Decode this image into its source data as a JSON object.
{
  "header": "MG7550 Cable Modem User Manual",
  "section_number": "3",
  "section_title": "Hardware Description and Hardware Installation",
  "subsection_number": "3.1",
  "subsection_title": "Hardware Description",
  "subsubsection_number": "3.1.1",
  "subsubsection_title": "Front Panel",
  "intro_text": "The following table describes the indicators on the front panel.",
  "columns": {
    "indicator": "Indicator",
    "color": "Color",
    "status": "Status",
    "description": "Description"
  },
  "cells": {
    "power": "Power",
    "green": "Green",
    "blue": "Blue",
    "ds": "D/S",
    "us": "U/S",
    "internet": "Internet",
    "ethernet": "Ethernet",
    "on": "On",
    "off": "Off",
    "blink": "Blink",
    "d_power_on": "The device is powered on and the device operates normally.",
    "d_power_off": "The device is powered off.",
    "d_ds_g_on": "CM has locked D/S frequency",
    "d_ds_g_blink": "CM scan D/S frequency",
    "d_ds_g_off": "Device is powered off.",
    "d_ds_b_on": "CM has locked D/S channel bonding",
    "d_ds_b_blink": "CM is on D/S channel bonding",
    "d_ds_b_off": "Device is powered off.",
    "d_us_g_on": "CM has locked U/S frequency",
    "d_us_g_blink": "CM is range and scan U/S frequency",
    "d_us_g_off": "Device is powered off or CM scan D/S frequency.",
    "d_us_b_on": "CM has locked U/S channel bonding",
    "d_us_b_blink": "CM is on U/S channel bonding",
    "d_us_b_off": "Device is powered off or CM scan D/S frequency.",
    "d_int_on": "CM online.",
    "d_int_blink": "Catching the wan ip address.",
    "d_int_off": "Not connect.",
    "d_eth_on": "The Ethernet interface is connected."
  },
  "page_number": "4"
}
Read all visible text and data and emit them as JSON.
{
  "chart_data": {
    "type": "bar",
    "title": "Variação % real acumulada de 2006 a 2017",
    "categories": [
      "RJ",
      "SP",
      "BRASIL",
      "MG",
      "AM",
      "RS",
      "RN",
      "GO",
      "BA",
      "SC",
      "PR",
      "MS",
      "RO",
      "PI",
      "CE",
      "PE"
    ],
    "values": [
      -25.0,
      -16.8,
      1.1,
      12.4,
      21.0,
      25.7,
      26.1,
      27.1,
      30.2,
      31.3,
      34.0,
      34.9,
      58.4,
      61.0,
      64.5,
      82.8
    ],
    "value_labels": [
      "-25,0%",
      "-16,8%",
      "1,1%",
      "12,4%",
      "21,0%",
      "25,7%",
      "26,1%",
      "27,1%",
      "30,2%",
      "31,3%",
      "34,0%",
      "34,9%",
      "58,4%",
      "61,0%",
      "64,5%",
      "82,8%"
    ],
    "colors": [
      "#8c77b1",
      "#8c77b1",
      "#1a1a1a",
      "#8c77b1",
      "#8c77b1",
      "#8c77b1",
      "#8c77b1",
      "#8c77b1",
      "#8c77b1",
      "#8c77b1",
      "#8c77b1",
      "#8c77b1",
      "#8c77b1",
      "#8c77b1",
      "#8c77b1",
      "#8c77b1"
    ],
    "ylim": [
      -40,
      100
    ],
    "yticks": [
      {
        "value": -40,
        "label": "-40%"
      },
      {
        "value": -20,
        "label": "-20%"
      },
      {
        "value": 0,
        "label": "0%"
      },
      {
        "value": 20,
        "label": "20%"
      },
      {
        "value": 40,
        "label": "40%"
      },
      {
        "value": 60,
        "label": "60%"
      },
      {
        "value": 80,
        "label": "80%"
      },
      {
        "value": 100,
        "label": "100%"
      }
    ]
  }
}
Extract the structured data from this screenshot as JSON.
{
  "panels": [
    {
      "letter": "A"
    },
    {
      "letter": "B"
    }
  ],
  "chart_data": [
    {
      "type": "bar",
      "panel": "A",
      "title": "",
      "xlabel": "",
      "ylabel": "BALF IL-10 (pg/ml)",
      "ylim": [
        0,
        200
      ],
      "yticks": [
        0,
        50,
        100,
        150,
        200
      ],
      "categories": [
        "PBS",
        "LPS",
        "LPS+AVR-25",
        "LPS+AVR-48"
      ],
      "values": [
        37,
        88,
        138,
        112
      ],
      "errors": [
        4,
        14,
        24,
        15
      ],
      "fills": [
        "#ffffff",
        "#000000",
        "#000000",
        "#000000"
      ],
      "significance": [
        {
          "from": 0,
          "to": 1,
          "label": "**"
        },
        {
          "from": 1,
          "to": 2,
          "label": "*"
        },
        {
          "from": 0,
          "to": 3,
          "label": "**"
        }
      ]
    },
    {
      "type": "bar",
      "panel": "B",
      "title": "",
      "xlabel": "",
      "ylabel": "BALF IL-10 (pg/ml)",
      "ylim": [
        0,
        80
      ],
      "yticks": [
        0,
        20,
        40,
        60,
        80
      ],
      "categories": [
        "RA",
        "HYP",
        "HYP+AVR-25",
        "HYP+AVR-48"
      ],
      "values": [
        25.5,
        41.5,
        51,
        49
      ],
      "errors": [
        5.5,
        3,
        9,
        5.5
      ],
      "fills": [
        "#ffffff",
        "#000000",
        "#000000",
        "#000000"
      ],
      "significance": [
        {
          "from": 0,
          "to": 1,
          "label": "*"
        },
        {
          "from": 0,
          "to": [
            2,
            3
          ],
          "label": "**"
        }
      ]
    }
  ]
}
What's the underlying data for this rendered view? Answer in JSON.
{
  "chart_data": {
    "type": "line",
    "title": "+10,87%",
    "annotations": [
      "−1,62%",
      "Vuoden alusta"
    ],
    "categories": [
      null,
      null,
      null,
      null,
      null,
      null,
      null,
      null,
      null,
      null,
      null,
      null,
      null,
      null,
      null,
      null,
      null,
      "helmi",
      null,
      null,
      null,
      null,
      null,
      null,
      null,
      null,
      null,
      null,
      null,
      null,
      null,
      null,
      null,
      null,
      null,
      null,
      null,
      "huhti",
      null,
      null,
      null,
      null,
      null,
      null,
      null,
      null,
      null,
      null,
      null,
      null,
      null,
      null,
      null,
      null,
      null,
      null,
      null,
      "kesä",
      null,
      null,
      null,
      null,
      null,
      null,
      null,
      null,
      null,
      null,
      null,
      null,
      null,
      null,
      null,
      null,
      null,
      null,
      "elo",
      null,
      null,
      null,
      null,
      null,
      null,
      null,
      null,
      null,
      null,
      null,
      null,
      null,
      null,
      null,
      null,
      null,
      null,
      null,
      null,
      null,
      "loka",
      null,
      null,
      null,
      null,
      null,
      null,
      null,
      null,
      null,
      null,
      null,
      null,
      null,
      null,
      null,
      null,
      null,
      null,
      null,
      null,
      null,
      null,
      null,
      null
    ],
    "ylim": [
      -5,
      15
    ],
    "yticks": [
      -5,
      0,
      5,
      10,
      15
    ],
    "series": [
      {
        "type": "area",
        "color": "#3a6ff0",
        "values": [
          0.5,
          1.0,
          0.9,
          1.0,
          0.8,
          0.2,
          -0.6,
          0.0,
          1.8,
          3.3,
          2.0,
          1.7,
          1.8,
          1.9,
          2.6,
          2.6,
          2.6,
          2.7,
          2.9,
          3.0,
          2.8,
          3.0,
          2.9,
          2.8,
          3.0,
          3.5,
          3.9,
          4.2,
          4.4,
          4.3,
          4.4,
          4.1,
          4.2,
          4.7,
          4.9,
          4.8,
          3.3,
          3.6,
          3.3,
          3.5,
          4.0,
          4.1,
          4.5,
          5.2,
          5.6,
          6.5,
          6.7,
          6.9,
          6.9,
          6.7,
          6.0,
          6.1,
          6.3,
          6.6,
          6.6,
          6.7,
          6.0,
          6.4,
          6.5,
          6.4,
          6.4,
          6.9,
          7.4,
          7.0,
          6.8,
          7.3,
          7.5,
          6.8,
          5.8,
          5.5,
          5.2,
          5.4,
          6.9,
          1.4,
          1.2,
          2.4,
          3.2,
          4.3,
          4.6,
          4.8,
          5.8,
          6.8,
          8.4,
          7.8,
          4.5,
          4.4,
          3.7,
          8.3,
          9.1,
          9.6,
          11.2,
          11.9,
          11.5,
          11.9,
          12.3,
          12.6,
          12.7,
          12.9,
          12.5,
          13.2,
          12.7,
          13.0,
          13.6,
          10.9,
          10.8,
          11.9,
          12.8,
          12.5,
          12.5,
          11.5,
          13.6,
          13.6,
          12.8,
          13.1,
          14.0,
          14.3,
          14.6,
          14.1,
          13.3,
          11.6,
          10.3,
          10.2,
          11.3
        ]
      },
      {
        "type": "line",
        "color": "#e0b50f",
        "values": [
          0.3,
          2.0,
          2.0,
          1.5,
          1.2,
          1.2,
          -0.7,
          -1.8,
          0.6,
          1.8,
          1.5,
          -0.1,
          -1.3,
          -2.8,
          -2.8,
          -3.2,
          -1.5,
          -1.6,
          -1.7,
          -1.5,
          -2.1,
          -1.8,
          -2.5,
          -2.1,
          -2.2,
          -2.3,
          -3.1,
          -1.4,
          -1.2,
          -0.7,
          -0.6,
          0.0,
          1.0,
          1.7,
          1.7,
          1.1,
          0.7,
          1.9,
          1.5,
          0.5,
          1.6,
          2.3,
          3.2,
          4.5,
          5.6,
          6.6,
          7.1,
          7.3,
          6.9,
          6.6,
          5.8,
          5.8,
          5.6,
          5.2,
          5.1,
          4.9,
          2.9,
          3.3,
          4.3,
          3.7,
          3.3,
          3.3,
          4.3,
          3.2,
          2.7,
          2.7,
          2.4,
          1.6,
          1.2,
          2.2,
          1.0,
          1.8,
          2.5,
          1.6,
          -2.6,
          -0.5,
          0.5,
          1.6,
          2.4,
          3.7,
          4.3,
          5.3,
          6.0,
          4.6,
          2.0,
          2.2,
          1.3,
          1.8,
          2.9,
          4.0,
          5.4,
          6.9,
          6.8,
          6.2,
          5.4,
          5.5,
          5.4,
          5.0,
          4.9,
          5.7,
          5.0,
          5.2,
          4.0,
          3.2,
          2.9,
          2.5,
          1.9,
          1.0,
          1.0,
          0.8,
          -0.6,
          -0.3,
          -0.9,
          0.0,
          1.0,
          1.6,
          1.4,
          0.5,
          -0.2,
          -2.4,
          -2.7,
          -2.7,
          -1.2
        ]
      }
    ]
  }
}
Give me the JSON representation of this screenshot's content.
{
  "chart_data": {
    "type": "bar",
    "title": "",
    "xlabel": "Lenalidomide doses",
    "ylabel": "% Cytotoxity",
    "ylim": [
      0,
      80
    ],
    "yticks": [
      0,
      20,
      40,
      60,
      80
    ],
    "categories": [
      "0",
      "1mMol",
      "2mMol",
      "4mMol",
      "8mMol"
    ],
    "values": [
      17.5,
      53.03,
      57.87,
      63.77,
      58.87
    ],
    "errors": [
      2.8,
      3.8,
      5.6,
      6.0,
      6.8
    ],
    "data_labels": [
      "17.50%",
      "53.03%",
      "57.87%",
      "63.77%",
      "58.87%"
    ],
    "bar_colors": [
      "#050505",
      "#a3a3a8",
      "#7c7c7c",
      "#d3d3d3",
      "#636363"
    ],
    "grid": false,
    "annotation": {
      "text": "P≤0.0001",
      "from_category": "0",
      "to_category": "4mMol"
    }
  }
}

========================

Of the lines in the entries above, how many include "powered"? Only the number should be given.

◆ **COMPLETED EXERCISE**
6